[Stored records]
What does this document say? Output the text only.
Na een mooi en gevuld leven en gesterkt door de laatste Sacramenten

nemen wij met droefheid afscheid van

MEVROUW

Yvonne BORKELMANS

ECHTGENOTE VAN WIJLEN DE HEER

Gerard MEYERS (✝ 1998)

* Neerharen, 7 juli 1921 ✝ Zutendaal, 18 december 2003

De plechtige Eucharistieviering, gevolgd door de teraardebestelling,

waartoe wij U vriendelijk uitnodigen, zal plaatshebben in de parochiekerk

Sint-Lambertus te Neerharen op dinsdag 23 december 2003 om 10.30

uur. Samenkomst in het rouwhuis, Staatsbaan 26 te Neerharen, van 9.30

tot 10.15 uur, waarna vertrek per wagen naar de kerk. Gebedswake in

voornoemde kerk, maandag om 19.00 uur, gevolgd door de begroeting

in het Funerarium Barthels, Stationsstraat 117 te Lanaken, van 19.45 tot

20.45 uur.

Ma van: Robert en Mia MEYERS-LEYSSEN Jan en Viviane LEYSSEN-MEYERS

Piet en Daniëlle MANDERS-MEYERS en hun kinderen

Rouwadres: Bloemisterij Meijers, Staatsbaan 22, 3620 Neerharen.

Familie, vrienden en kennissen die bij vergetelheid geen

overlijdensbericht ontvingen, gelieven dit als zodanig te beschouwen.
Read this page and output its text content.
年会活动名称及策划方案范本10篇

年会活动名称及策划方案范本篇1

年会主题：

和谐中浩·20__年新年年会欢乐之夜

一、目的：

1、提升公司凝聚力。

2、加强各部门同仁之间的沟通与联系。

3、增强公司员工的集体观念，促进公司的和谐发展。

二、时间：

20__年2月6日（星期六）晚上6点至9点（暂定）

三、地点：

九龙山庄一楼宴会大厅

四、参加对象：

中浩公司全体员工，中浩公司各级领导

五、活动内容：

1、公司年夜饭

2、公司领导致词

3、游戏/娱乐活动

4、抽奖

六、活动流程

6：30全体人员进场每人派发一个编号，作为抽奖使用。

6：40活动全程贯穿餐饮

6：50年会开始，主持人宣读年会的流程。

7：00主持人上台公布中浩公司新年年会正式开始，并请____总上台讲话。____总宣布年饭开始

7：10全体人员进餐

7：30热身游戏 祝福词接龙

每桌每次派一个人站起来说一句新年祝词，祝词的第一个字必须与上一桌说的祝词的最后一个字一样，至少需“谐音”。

→ **Short task**
Look through the entries above and list every line containing "december".

→ **Full output**
* Neerharen, 7 juli 1921 ✝ Zutendaal, 18 december 2003
Sint-Lambertus te Neerharen op dinsdag 23 december 2003 om 10.30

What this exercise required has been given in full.